Requirement
Report the total number of lines that include the string "share", without any other text.

Records for the exercise
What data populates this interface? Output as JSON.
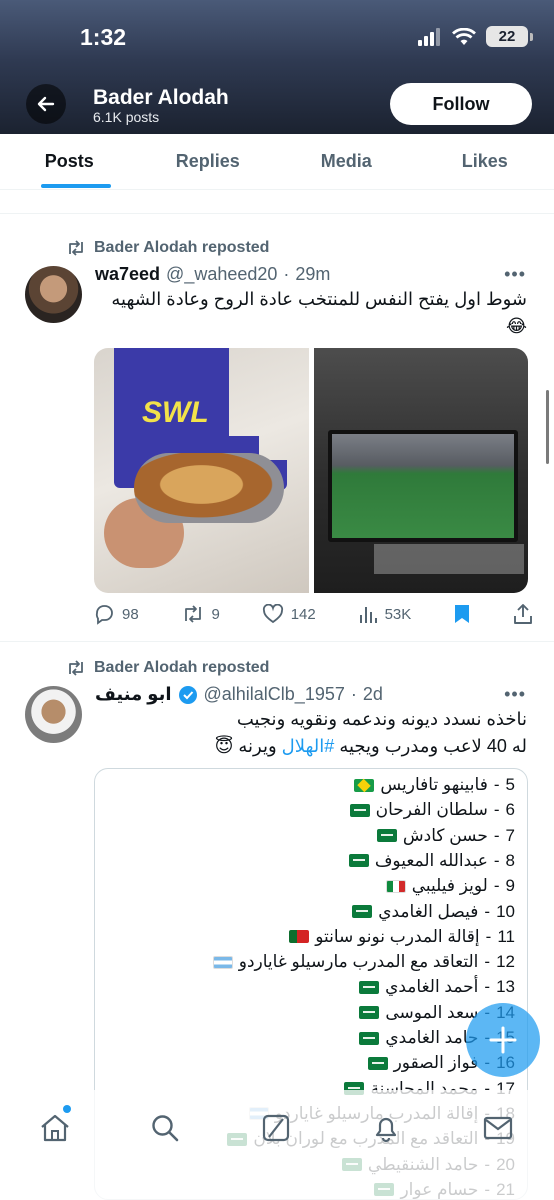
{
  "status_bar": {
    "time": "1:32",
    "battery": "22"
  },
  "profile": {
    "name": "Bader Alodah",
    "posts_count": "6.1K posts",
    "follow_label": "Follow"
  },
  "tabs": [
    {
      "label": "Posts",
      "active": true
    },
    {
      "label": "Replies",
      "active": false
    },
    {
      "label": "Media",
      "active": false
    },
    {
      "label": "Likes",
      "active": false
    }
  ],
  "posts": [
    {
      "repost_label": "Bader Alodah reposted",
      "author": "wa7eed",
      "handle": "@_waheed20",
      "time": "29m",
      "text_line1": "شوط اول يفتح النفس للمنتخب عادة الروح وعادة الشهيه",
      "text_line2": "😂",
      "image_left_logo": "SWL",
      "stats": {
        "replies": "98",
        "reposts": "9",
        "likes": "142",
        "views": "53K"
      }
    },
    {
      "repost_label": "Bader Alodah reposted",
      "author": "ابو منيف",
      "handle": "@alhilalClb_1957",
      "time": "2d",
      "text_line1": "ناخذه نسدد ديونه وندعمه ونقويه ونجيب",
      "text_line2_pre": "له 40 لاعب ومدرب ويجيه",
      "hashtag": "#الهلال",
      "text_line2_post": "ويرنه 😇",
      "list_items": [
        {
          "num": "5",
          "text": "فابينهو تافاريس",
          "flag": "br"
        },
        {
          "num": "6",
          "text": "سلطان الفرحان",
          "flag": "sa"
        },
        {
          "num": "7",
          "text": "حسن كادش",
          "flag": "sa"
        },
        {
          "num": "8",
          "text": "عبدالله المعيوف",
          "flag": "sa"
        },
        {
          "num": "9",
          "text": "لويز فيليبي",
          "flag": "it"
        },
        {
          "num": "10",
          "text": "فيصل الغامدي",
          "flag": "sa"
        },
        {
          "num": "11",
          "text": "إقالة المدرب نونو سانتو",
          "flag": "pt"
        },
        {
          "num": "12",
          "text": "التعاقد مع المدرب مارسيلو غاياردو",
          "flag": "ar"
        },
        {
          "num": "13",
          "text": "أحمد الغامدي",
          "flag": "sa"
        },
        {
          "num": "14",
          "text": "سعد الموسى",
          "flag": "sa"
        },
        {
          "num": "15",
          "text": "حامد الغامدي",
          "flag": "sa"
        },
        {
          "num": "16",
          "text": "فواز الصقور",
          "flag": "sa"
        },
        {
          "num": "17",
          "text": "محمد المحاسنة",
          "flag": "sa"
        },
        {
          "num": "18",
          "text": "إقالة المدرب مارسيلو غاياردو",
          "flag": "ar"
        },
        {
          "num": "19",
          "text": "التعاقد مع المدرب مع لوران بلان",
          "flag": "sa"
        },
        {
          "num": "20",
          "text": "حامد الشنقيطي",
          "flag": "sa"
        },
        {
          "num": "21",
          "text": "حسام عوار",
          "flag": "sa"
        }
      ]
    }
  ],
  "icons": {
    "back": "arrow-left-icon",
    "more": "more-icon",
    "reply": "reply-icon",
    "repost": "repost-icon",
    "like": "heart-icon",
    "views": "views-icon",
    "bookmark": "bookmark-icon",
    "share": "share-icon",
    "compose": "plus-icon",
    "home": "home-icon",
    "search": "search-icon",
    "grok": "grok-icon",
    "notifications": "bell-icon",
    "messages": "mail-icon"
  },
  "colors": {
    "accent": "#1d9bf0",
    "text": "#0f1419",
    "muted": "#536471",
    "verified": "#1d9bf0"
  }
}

...

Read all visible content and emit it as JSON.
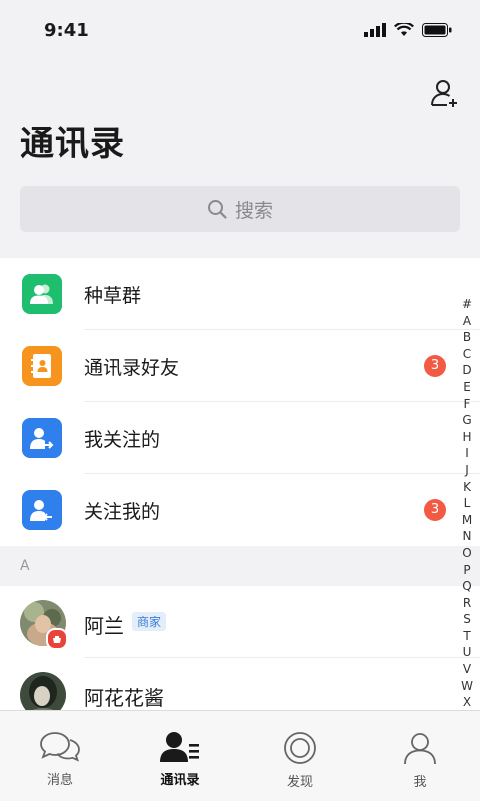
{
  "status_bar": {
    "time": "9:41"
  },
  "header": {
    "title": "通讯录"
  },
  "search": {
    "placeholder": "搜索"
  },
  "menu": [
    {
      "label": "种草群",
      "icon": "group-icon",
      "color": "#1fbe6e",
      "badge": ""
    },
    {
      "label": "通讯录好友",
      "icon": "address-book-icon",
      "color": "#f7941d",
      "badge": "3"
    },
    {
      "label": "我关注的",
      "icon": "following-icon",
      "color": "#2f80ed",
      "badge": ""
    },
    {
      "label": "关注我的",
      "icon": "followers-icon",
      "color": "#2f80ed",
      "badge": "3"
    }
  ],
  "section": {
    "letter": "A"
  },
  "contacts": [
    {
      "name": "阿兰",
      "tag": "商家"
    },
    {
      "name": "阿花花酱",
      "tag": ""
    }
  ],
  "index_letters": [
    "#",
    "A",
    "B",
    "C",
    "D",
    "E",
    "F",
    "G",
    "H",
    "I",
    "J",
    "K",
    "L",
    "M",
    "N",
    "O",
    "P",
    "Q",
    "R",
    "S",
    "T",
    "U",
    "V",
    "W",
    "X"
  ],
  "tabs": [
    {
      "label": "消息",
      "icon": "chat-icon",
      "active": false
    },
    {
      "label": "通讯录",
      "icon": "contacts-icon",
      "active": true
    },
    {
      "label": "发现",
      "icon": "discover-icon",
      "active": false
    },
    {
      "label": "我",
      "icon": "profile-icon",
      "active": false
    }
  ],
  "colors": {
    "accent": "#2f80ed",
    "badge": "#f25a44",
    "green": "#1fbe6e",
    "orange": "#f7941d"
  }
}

---

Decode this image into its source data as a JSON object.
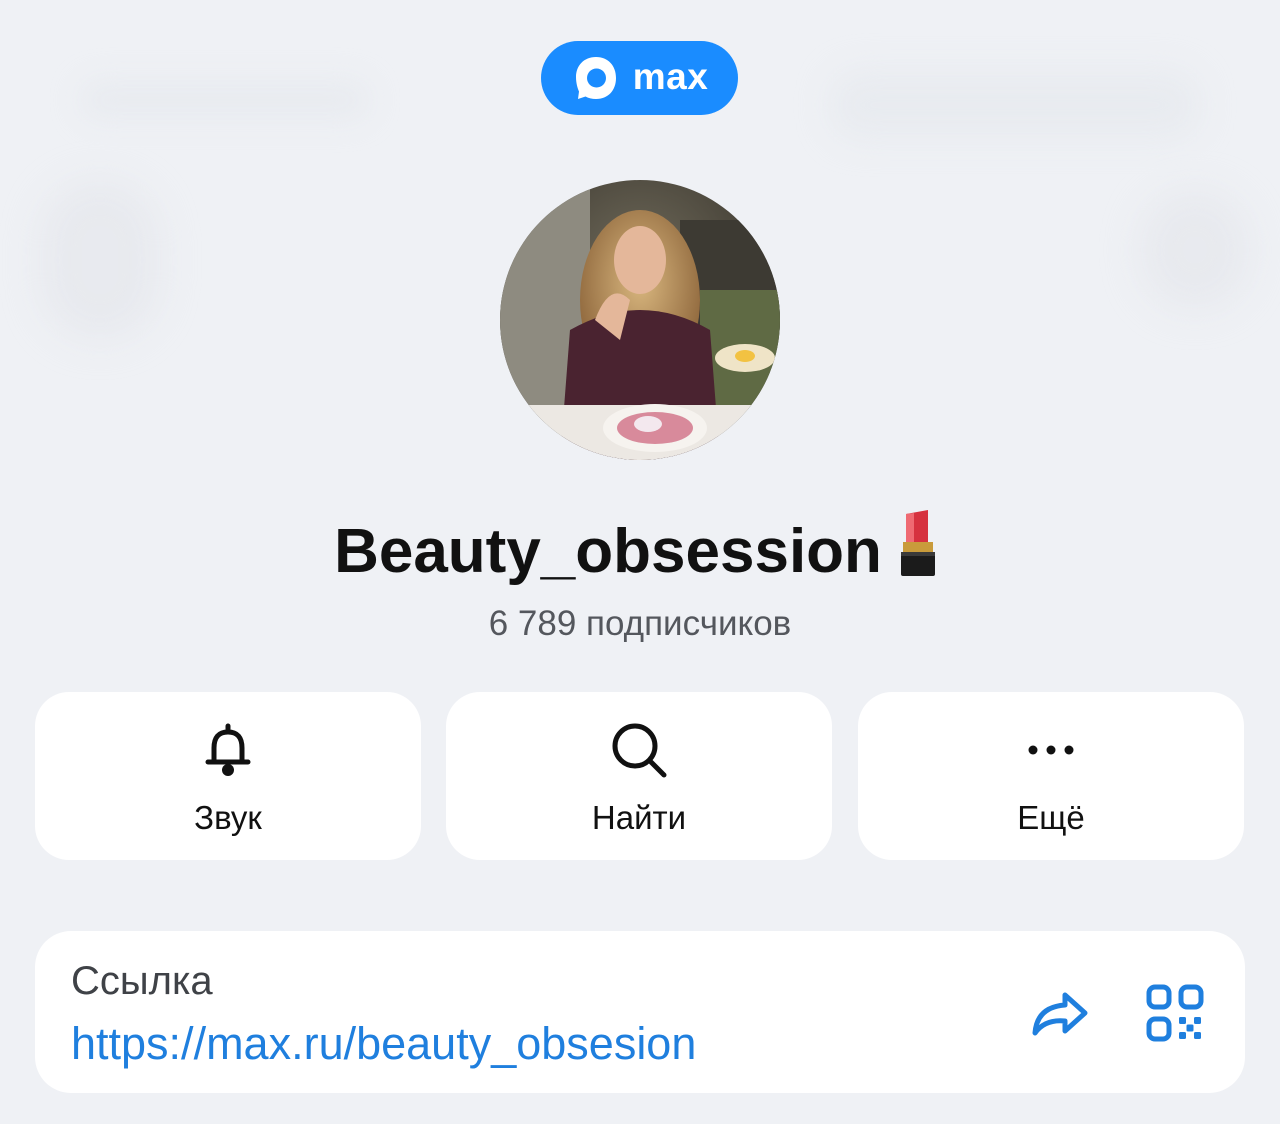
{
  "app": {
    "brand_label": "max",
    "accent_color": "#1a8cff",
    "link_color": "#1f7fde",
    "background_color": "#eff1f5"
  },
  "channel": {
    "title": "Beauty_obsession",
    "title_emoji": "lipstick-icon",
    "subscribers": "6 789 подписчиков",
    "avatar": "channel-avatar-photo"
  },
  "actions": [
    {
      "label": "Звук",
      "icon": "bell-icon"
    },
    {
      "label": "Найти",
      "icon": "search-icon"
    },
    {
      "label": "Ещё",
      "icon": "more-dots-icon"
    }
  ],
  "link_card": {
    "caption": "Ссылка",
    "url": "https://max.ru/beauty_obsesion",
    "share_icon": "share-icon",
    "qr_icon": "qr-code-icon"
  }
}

Response to this exercise
2